Every entry needs to be printed exactly, please.
[START OF RECORD SET]
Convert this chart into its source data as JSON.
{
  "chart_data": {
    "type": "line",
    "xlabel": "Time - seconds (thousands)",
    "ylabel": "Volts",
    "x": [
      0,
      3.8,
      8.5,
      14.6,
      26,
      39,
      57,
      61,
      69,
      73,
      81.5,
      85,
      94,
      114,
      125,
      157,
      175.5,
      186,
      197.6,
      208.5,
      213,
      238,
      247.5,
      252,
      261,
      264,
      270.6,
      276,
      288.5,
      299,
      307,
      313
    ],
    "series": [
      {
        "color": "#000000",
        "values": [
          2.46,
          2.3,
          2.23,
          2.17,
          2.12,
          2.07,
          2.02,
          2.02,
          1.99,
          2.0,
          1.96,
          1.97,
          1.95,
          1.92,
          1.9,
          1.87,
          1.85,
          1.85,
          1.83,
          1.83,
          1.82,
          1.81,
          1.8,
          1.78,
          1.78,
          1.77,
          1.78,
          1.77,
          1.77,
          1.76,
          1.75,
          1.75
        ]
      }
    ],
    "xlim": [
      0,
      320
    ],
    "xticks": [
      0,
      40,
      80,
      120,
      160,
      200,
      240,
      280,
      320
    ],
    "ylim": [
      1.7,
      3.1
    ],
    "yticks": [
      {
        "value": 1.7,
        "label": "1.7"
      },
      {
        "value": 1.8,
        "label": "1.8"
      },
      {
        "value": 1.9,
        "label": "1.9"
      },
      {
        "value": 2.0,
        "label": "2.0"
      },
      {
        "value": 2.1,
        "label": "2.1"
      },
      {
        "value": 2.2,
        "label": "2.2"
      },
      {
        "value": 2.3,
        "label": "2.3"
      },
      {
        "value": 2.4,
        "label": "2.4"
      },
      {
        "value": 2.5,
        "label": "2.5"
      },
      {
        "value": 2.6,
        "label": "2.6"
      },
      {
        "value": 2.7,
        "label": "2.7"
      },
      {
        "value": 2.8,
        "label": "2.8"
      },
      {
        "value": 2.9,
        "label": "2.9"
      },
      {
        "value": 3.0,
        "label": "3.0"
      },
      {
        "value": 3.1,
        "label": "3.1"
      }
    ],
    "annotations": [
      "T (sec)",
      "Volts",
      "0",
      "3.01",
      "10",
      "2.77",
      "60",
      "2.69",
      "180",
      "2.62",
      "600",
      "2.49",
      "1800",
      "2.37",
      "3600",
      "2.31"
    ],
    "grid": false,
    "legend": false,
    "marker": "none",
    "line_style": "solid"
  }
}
[END OF RECORD SET]
**FINAL RESULT**
Convert this chart into its source data as JSON.
{
  "chart_data": {
    "type": "line",
    "xlabel": "Time - seconds (thousands)",
    "ylabel": "Volts",
    "x": [
      0,
      3.8,
      8.5,
      14.6,
      26,
      39,
      57,
      61,
      69,
      73,
      81.5,
      85,
      94,
      114,
      125,
      157,
      175.5,
      186,
      197.6,
      208.5,
      213,
      238,
      247.5,
      252,
      261,
      264,
      270.6,
      276,
      288.5,
      299,
      307,
      313
    ],
    "series": [
      {
        "color": "#000000",
        "values": [
          2.46,
          2.3,
          2.23,
          2.17,
          2.12,
          2.07,
          2.02,
          2.02,
          1.99,
          2.0,
          1.96,
          1.97,
          1.95,
          1.92,
          1.9,
          1.87,
          1.85,
          1.85,
          1.83,
          1.83,
          1.82,
          1.81,
          1.8,
          1.78,
          1.78,
          1.77,
          1.78,
          1.77,
          1.77,
          1.76,
          1.75,
          1.75
        ]
      }
    ],
    "xlim": [
      0,
      320
    ],
    "xticks": [
      0,
      40,
      80,
      120,
      160,
      200,
      240,
      280,
      320
    ],
    "ylim": [
      1.7,
      3.1
    ],
    "yticks": [
      {
        "value": 1.7,
        "label": "1.7"
      },
      {
        "value": 1.8,
        "label": "1.8"
      },
      {
        "value": 1.9,
        "label": "1.9"
      },
      {
        "value": 2.0,
        "label": "2.0"
      },
      {
        "value": 2.1,
        "label": "2.1"
      },
      {
        "value": 2.2,
        "label": "2.2"
      },
      {
        "value": 2.3,
        "label": "2.3"
      },
      {
        "value": 2.4,
        "label": "2.4"
      },
      {
        "value": 2.5,
        "label": "2.5"
      },
      {
        "value": 2.6,
        "label": "2.6"
      },
      {
        "value": 2.7,
        "label": "2.7"
      },
      {
        "value": 2.8,
        "label": "2.8"
      },
      {
        "value": 2.9,
        "label": "2.9"
      },
      {
        "value": 3.0,
        "label": "3.0"
      },
      {
        "value": 3.1,
        "label": "3.1"
      }
    ],
    "annotations": [
      "T (sec)",
      "Volts",
      "0",
      "3.01",
      "10",
      "2.77",
      "60",
      "2.69",
      "180",
      "2.62",
      "600",
      "2.49",
      "1800",
      "2.37",
      "3600",
      "2.31"
    ],
    "grid": false,
    "legend": false,
    "marker": "none",
    "line_style": "solid"
  }
}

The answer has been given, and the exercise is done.